• [Fragmento de texto]:
Por Ismael Arce. Licenciado en Historia
Desde tiempos inmemoriales, en el derecho romano existía una institución jurídica mediante la cual se establecían entre dos personas las mismas relaciones a que daban origen las “justas nupcias” entre el jefe de familia y un hijo: la adopción.
La lex romana reconocía dos tipos de adopción; la “adrogatio” cuando recae sobre una persona capaz (“sui iuris”) y la adopción propiamente dicha, cuando se realizaba sobre un incapaz (“alieni iuris”).
La primera de las modalidades adoptivas requería formalidades especiales y rigurosas porque sus consecuencias en la vida política y religiosa eran sumamente importantes. El Estado se veía involucrado porque una familia se modificaba, desaparecía, etcétera y la religión, por cuanto las mismas consecuencias podían afectar a un culto privado.
Las mujeres, que no participaban de la vida política de la “civitas”, no podían adrogar ni ser adrogadas. Hubo que aguardar hasta el siglo III de nuestra era para que, por una constitución de Diocleciano del año 286, las mujeres pudieran ser adrogadas.

• [Ejercicio propuesto 1]:
Según el texto sobre la adopción en el derecho romano, ¿en qué año se dictó la constitución de Diocleciano que permitió que las mujeres fueran adrogadas?

• [Registros guardados]:

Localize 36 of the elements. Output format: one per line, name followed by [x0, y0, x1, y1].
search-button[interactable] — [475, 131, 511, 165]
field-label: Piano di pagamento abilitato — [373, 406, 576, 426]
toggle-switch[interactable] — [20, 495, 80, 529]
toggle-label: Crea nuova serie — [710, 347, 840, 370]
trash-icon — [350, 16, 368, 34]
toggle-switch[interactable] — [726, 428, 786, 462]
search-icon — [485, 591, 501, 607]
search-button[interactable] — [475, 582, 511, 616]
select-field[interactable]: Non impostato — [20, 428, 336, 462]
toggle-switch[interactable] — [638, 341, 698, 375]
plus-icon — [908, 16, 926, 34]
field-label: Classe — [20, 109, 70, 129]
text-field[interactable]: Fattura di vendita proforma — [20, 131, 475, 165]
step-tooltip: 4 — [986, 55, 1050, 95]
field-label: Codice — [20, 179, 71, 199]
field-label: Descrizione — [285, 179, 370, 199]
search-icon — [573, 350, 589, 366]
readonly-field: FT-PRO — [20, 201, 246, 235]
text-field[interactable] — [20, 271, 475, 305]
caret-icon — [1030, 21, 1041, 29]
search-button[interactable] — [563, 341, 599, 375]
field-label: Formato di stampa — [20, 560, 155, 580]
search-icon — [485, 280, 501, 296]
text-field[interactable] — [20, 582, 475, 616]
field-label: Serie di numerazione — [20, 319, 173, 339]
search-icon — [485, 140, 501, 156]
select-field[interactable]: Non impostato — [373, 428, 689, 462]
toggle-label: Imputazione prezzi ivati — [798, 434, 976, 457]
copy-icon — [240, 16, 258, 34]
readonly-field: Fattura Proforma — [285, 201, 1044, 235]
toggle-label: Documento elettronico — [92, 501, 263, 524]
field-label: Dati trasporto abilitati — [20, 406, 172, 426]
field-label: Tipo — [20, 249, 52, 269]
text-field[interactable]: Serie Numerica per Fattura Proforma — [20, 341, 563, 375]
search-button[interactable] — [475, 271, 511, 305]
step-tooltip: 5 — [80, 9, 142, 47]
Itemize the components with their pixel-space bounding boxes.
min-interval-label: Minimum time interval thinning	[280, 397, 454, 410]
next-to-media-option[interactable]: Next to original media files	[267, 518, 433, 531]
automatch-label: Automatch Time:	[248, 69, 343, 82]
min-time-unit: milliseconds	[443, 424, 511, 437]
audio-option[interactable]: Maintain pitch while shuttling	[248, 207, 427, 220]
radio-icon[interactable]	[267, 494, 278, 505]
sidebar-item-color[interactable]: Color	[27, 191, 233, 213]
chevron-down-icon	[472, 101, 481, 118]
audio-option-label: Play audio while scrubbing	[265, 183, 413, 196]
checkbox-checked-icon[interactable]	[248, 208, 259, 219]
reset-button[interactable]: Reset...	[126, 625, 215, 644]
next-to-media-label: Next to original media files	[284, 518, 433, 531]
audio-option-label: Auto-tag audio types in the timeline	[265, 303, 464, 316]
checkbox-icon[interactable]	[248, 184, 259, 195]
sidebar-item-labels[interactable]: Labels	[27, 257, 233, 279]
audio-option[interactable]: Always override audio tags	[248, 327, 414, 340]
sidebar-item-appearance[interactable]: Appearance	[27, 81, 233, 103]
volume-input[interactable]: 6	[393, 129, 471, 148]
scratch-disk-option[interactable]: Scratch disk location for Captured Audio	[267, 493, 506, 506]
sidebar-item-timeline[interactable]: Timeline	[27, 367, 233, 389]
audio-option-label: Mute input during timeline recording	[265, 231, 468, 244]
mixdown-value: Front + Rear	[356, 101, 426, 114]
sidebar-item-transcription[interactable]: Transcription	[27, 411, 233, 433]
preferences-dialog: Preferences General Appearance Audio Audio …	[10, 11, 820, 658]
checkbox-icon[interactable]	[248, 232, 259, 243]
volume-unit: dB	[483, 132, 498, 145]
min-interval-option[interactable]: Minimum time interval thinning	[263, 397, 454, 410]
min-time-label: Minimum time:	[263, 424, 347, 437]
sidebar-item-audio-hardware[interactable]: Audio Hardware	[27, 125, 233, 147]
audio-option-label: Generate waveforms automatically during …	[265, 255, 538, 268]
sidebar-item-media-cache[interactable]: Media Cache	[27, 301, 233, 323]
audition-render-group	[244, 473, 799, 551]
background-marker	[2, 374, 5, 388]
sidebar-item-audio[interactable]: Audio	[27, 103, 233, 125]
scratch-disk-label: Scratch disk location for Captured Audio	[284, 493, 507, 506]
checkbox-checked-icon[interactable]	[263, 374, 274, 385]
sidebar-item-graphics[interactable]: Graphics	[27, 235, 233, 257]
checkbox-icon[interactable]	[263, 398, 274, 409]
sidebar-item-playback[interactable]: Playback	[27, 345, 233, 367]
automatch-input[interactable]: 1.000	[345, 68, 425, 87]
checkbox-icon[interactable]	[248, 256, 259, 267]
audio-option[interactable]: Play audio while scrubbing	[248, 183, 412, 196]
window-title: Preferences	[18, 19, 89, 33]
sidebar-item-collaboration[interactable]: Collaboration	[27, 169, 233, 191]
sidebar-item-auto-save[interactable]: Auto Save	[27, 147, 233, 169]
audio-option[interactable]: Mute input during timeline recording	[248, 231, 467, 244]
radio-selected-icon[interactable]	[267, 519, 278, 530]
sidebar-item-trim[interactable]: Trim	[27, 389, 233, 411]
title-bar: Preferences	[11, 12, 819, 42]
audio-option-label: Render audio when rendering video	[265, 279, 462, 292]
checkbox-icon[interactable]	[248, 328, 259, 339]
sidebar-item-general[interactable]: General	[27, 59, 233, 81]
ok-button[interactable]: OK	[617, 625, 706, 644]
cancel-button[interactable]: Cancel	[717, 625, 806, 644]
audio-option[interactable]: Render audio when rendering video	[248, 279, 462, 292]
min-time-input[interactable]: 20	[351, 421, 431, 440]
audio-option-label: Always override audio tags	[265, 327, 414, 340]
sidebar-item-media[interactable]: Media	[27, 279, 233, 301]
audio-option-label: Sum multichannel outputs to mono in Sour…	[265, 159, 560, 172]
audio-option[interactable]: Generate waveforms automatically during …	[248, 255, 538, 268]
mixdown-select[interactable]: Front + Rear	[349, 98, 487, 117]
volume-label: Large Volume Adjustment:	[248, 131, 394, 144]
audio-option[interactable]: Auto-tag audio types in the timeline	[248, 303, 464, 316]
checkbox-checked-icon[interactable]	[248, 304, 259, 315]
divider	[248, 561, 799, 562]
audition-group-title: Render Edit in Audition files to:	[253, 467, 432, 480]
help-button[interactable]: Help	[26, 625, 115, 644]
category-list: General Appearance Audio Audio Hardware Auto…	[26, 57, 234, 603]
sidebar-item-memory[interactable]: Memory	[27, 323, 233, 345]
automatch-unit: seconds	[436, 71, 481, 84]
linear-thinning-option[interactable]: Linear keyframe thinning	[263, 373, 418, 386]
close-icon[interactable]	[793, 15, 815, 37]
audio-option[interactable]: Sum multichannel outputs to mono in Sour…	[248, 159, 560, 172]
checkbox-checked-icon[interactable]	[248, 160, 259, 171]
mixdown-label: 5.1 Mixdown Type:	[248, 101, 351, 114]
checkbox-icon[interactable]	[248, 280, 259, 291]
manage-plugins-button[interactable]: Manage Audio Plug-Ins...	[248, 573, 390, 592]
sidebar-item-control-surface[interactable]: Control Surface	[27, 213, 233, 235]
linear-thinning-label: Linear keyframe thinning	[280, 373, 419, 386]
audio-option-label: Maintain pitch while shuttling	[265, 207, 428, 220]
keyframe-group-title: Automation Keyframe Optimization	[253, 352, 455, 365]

• [Ejercicio propuesto 2]:
Actualiza los registros desde la primera línea hasta la que contiene "69, 343, 82]", ambas incluidas, poniendo "find-button" en lugar de "search-button" sin tocar nada más. Devuelve solamente esas líneas.

• [Resultado final 1]:
En el año 286.

• [Resultado final 2]:
Localize 36 of the elements. Output format: one per line, name followed by [x0, y0, x1, y1].
find-button[interactable] — [475, 131, 511, 165]
field-label: Piano di pagamento abilitato — [373, 406, 576, 426]
toggle-switch[interactable] — [20, 495, 80, 529]
toggle-label: Crea nuova serie — [710, 347, 840, 370]
trash-icon — [350, 16, 368, 34]
toggle-switch[interactable] — [726, 428, 786, 462]
search-icon — [485, 591, 501, 607]
find-button[interactable] — [475, 582, 511, 616]
select-field[interactable]: Non impostato — [20, 428, 336, 462]
toggle-switch[interactable] — [638, 341, 698, 375]
plus-icon — [908, 16, 926, 34]
field-label: Classe — [20, 109, 70, 129]
text-field[interactable]: Fattura di vendita proforma — [20, 131, 475, 165]
step-tooltip: 4 — [986, 55, 1050, 95]
field-label: Codice — [20, 179, 71, 199]
field-label: Descrizione — [285, 179, 370, 199]
search-icon — [573, 350, 589, 366]
readonly-field: FT-PRO — [20, 201, 246, 235]
text-field[interactable] — [20, 271, 475, 305]
caret-icon — [1030, 21, 1041, 29]
find-button[interactable] — [563, 341, 599, 375]
field-label: Formato di stampa — [20, 560, 155, 580]
search-icon — [485, 280, 501, 296]
text-field[interactable] — [20, 582, 475, 616]
field-label: Serie di numerazione — [20, 319, 173, 339]
search-icon — [485, 140, 501, 156]
select-field[interactable]: Non impostato — [373, 428, 689, 462]
toggle-label: Imputazione prezzi ivati — [798, 434, 976, 457]
copy-icon — [240, 16, 258, 34]
readonly-field: Fattura Proforma — [285, 201, 1044, 235]
toggle-label: Documento elettronico — [92, 501, 263, 524]
field-label: Dati trasporto abilitati — [20, 406, 172, 426]
field-label: Tipo — [20, 249, 52, 269]
text-field[interactable]: Serie Numerica per Fattura Proforma — [20, 341, 563, 375]
find-button[interactable] — [475, 271, 511, 305]
step-tooltip: 5 — [80, 9, 142, 47]
Itemize the components with their pixel-space bounding boxes.
min-interval-label: Minimum time interval thinning	[280, 397, 454, 410]
next-to-media-option[interactable]: Next to original media files	[267, 518, 433, 531]
automatch-label: Automatch Time:	[248, 69, 343, 82]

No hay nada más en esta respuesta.